◆ Goal ◆
Type out the material below exactly.

····················

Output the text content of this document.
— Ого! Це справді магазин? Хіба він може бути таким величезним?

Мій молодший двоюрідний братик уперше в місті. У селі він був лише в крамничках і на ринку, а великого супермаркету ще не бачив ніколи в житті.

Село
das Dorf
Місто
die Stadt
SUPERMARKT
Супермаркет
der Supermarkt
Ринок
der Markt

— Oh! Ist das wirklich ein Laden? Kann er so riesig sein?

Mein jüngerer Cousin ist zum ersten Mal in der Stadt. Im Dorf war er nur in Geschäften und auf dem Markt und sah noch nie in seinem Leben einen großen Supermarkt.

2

····················

◆ In response ◆
Output the text content of this document.
— Ого! Це справді магазин? Хіба він може бути таким величезним?

Мій молодший двоюрідний братик уперше в місті. У селі він був лише в крамничках і на ринку, а великого супермаркету ще не бачив ніколи в житті.

Село
das Dorf
Місто
die Stadt
SUPERMARKT
Супермаркет
der Supermarkt
Ринок
der Markt

— Oh! Ist das wirklich ein Laden? Kann er so riesig sein?

Mein jüngerer Cousin ist zum ersten Mal in der Stadt. Im Dorf war er nur in Geschäften und auf dem Markt und sah noch nie in seinem Leben einen großen Supermarkt.

2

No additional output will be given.